22 de diciembre 2021. “El nacimiento de Jesús es un evento universal.” Audiencia general, Papa Francisco, Aula Pablo VI. Queridos hermanos y hermanas, ¡buenos días! Hoy, a pocos días de la Navidad, quisiera recordar con vosotros el evento del cual no puede prescindir la historia: el nacimiento de Jesús. Para cumplir el decreto del emperador César Augusto, que ordenaba registrarse en el censo del propio pueblo de procedencia, José y María van de Nazaret a Belén. Nada más llegar, buscan en seguida alojamiento, porque el parto es inminente; pero lamentablemente no lo encuentran, y entonces María se ve obligada a dar a luz en un pesebre (cf. Lucas 2,1-7).
Pensemos: ¡el Creador del universo… a Él no le fue concedido
un lugar para nacer! Quizá fue una anticipación de lo que dice el evangelista
Juan: «Vino a su casa, y los suyos no lo recibieron» (1,11); y de lo que Jesús
mismo dirá: «Las zorras tienen guaridas, y las aves del cielo nidos; pero el
Hijo del hombre no tiene donde reclinar la cabeza» (Lucas 9,58).

▸ Datos:
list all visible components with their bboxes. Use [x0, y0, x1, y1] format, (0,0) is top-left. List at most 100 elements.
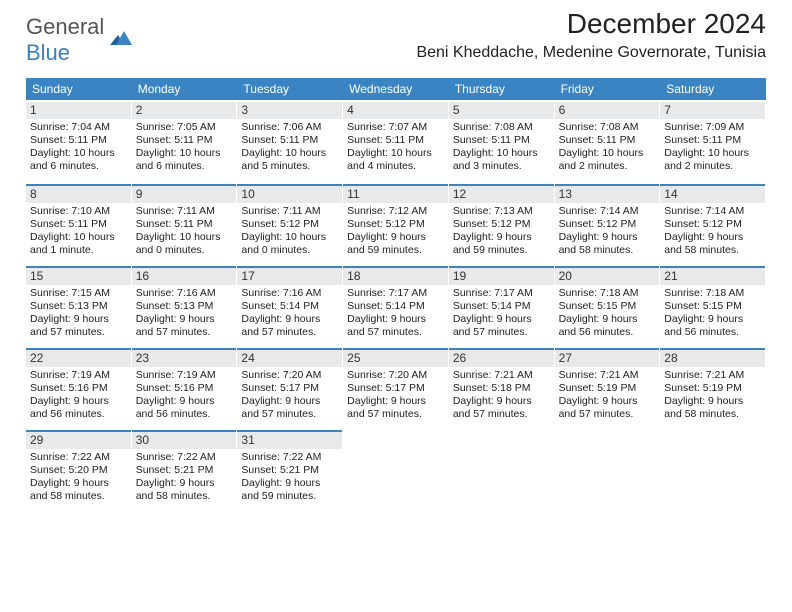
day-number: 4	[343, 102, 448, 119]
day-number: 30	[132, 430, 237, 449]
day-cell: 8Sunrise: 7:10 AMSunset: 5:11 PMDaylight…	[26, 182, 132, 264]
day-info: Sunrise: 7:13 AMSunset: 5:12 PMDaylight:…	[453, 205, 550, 258]
day-cell: 3 Sunrise: 7:06 AMSunset: 5:11 PMDaylight…	[237, 100, 343, 182]
day-number: 21	[660, 266, 765, 285]
weekday-header: Wednesday	[343, 78, 449, 100]
day-cell: 27Sunrise: 7:21 AMSunset: 5:19 PMDayligh…	[555, 346, 661, 428]
day-info: Sunrise: 7:07 AMSunset: 5:11 PMDaylight:…	[347, 121, 444, 174]
day-cell: 24Sunrise: 7:20 AMSunset: 5:17 PMDayligh…	[237, 346, 343, 428]
empty-cell	[660, 428, 766, 510]
day-cell: 21 Sunrise: 7:18 AMSunset: 5:15 PMDayligh…	[660, 264, 766, 346]
day-info: Sunrise: 7:22 AMSunset: 5:21 PMDaylight:…	[241, 451, 338, 504]
day-info: Sunrise: 7:11 AMSunset: 5:12 PMDaylight:…	[241, 205, 338, 258]
day-cell: 5 Sunrise: 7:08 AMSunset: 5:11 PMDaylight…	[449, 100, 555, 182]
day-number: 15	[26, 266, 131, 285]
day-cell: 1 Sunrise: 7:04 AMSunset: 5:11 PMDaylight…	[26, 100, 132, 182]
day-info: Sunrise: 7:18 AMSunset: 5:15 PMDaylight:…	[664, 287, 761, 340]
day-info: Sunrise: 7:18 AMSunset: 5:15 PMDaylight:…	[559, 287, 656, 340]
day-info: Sunrise: 7:08 AMSunset: 5:11 PMDaylight:…	[453, 121, 550, 174]
day-cell: 16Sunrise: 7:16 AMSunset: 5:13 PMDayligh…	[132, 264, 238, 346]
day-cell: 25 Sunrise: 7:20 AMSunset: 5:17 PMDayligh…	[343, 346, 449, 428]
day-number: 2	[132, 102, 237, 119]
day-info: Sunrise: 7:22 AMSunset: 5:20 PMDaylight:…	[30, 451, 127, 504]
day-info: Sunrise: 7:12 AMSunset: 5:12 PMDaylight:…	[347, 205, 444, 258]
day-cell: 11 Sunrise: 7:12 AMSunset: 5:12 PMDayligh…	[343, 182, 449, 264]
day-cell: 2 Sunrise: 7:05 AMSunset: 5:11 PMDaylight…	[132, 100, 238, 182]
day-number: 29	[26, 430, 131, 449]
day-info: Sunrise: 7:04 AMSunset: 5:11 PMDaylight:…	[30, 121, 127, 174]
month-title: December 2024	[416, 8, 766, 40]
day-number: 17	[237, 266, 342, 285]
weekday-header: Tuesday	[237, 78, 343, 100]
day-info: Sunrise: 7:19 AMSunset: 5:16 PMDaylight:…	[30, 369, 127, 422]
day-info: Sunrise: 7:17 AMSunset: 5:14 PMDaylight:…	[347, 287, 444, 340]
day-cell: 20 Sunrise: 7:18 AMSunset: 5:15 PMDayligh…	[555, 264, 661, 346]
day-cell: 4 Sunrise: 7:07 AMSunset: 5:11 PMDaylight…	[343, 100, 449, 182]
brand-logo: General Blue	[26, 14, 132, 66]
day-info: Sunrise: 7:20 AMSunset: 5:17 PMDaylight:…	[241, 369, 338, 422]
day-info: Sunrise: 7:14 AMSunset: 5:12 PMDaylight:…	[559, 205, 656, 258]
day-number: 13	[555, 184, 660, 203]
day-cell: 26Sunrise: 7:21 AMSunset: 5:18 PMDayligh…	[449, 346, 555, 428]
day-number: 1	[26, 102, 131, 119]
day-info: Sunrise: 7:19 AMSunset: 5:16 PMDaylight:…	[136, 369, 233, 422]
day-info: Sunrise: 7:05 AMSunset: 5:11 PMDaylight:…	[136, 121, 233, 174]
day-cell: 17Sunrise: 7:16 AMSunset: 5:14 PMDayligh…	[237, 264, 343, 346]
day-cell: 28 Sunrise: 7:21 AMSunset: 5:19 PMDayligh…	[660, 346, 766, 428]
day-number: 25	[343, 348, 448, 367]
day-info: Sunrise: 7:08 AMSunset: 5:11 PMDaylight:…	[559, 121, 656, 174]
flag-icon	[110, 31, 132, 49]
day-info: Sunrise: 7:09 AMSunset: 5:11 PMDaylight:…	[664, 121, 761, 174]
day-info: Sunrise: 7:21 AMSunset: 5:19 PMDaylight:…	[664, 369, 761, 422]
day-number: 20	[555, 266, 660, 285]
day-cell: 15 Sunrise: 7:15 AMSunset: 5:13 PMDayligh…	[26, 264, 132, 346]
day-number: 14	[660, 184, 765, 203]
empty-cell	[343, 428, 449, 510]
brand-general: General	[26, 14, 104, 39]
empty-cell	[555, 428, 661, 510]
day-number: 18	[343, 266, 448, 285]
day-number: 16	[132, 266, 237, 285]
empty-cell	[449, 428, 555, 510]
day-cell: 30 Sunrise: 7:22 AMSunset: 5:21 PMDayligh…	[132, 428, 238, 510]
day-number: 11	[343, 184, 448, 203]
brand-blue: Blue	[26, 40, 70, 65]
brand-text: General Blue	[26, 14, 104, 66]
day-cell: 13 Sunrise: 7:14 AMSunset: 5:12 PMDayligh…	[555, 182, 661, 264]
day-number: 23	[132, 348, 237, 367]
day-number: 6	[555, 102, 660, 119]
calendar-grid: SundayMondayTuesdayWednesdayThursdayFrid…	[26, 78, 766, 510]
day-cell: 6 Sunrise: 7:08 AMSunset: 5:11 PMDaylight…	[555, 100, 661, 182]
weekday-header: Sunday	[26, 78, 132, 100]
day-number: 22	[26, 348, 131, 367]
day-cell: 31 Sunrise: 7:22 AMSunset: 5:21 PMDayligh…	[237, 428, 343, 510]
day-info: Sunrise: 7:21 AMSunset: 5:19 PMDaylight:…	[559, 369, 656, 422]
day-number: 31	[237, 430, 342, 449]
weekday-header: Saturday	[660, 78, 766, 100]
day-info: Sunrise: 7:11 AMSunset: 5:11 PMDaylight:…	[136, 205, 233, 258]
day-info: Sunrise: 7:15 AMSunset: 5:13 PMDaylight:…	[30, 287, 127, 340]
day-info: Sunrise: 7:17 AMSunset: 5:14 PMDaylight:…	[453, 287, 550, 340]
day-number: 26	[449, 348, 554, 367]
day-number: 3	[237, 102, 342, 119]
day-cell: 9 Sunrise: 7:11 AMSunset: 5:11 PMDaylight…	[132, 182, 238, 264]
day-info: Sunrise: 7:06 AMSunset: 5:11 PMDaylight:…	[241, 121, 338, 174]
day-number: 9	[132, 184, 237, 203]
day-cell: 19 Sunrise: 7:17 AMSunset: 5:14 PMDayligh…	[449, 264, 555, 346]
day-number: 10	[237, 184, 342, 203]
day-info: Sunrise: 7:10 AMSunset: 5:11 PMDaylight:…	[30, 205, 127, 258]
day-cell: 14 Sunrise: 7:14 AMSunset: 5:12 PMDayligh…	[660, 182, 766, 264]
day-info: Sunrise: 7:22 AMSunset: 5:21 PMDaylight:…	[136, 451, 233, 504]
title-block: December 2024 Beni Kheddache, Medenine G…	[416, 8, 766, 62]
day-cell: 12 Sunrise: 7:13 AMSunset: 5:12 PMDayligh…	[449, 182, 555, 264]
day-number: 5	[449, 102, 554, 119]
day-cell: 23 Sunrise: 7:19 AMSunset: 5:16 PMDayligh…	[132, 346, 238, 428]
location-text: Beni Kheddache, Medenine Governorate, Tu…	[416, 44, 766, 62]
day-number: 12	[449, 184, 554, 203]
weekday-header: Friday	[555, 78, 661, 100]
day-info: Sunrise: 7:14 AMSunset: 5:12 PMDaylight:…	[664, 205, 761, 258]
day-info: Sunrise: 7:20 AMSunset: 5:17 PMDaylight:…	[347, 369, 444, 422]
day-number: 28	[660, 348, 765, 367]
day-number: 19	[449, 266, 554, 285]
day-cell: 18 Sunrise: 7:17 AMSunset: 5:14 PMDayligh…	[343, 264, 449, 346]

▸ Tareas:
1: Imprime todo lo que va desde "22 de diciembre" hasta "(cf. Lucas 2,1-7)." en el texto sobre el nacimiento de Jesús.
2: Traduce al inglés esta oración del texto sobre el nacimiento de Jesús: "Para cumplir el decreto del emperador César Augusto, que ordenaba registrarse en el censo del propio pueblo de procedencia, José y María van de Nazaret a Belén."
3: Retoma el texto sobre el nacimiento de Jesús justo después de su última oración y continúalo.
Los ítems son un material aparte, independiente del texto sobre el nacimiento de Jesús.

▸ Respuestas:
1:
22 de diciembre 2021. “El nacimiento de Jesús es un evento universal.” Audiencia general, Papa Francisco, Aula Pablo VI. Queridos hermanos y hermanas, ¡buenos días! Hoy, a pocos días de la Navidad, quisiera recordar con vosotros el evento del cual no puede prescindir la historia: el nacimiento de Jesús. Para cumplir el decreto del emperador César Augusto, que ordenaba registrarse en el censo del propio pueblo de procedencia, José y María van de Nazaret a Belén. Nada más llegar, buscan en seguida alojamiento, porque el parto es inminente; pero lamentablemente no lo encuentran, y entonces María se ve obligada a dar a luz en un pesebre (cf. Lucas 2,1-7).

2: To comply with the decree of the emperor Caesar Augustus, which ordered people to register in the census of their own town of origin, Joseph and Mary go from Nazareth to Bethlehem.

3:
Fue un ángel quien
anunció el nacimiento de Jesús, y lo hizo a los pastores humildes. Y fue
una estrella la que indicó a los Magos el camino para llegar a Belén (cf. Mateo
2,1.9-10). El ángel es un mensajero de Dios. La estrella recuerda que Dios creó
la luz (Génesis 1,3) y que ese Niño será “la luz del mundo”, como Él mismo se
autodefinirá (cf. Juan 8,12.46), la «luz verdadera […] que ilumina a todo
hombre» (Juan 1,9), que «brilla en las tinieblas y las tinieblas no la
vencieron» (v. 5).
Los pastores
representan a los pobres de Israel, personas humildes que interiormente
viven con la conciencia de la propia carencia, y precisamente por esto confían
más que los otros en Dios. Son ellos los primeros en ver al Hijo de Dios hecho
hombre, y este encuentro les cambia profundamente. Cuenta el Evangelio que se
volvieron «glorificando y alabando a Dios por todo lo que habían oído y visto»
(Lucas 2,20).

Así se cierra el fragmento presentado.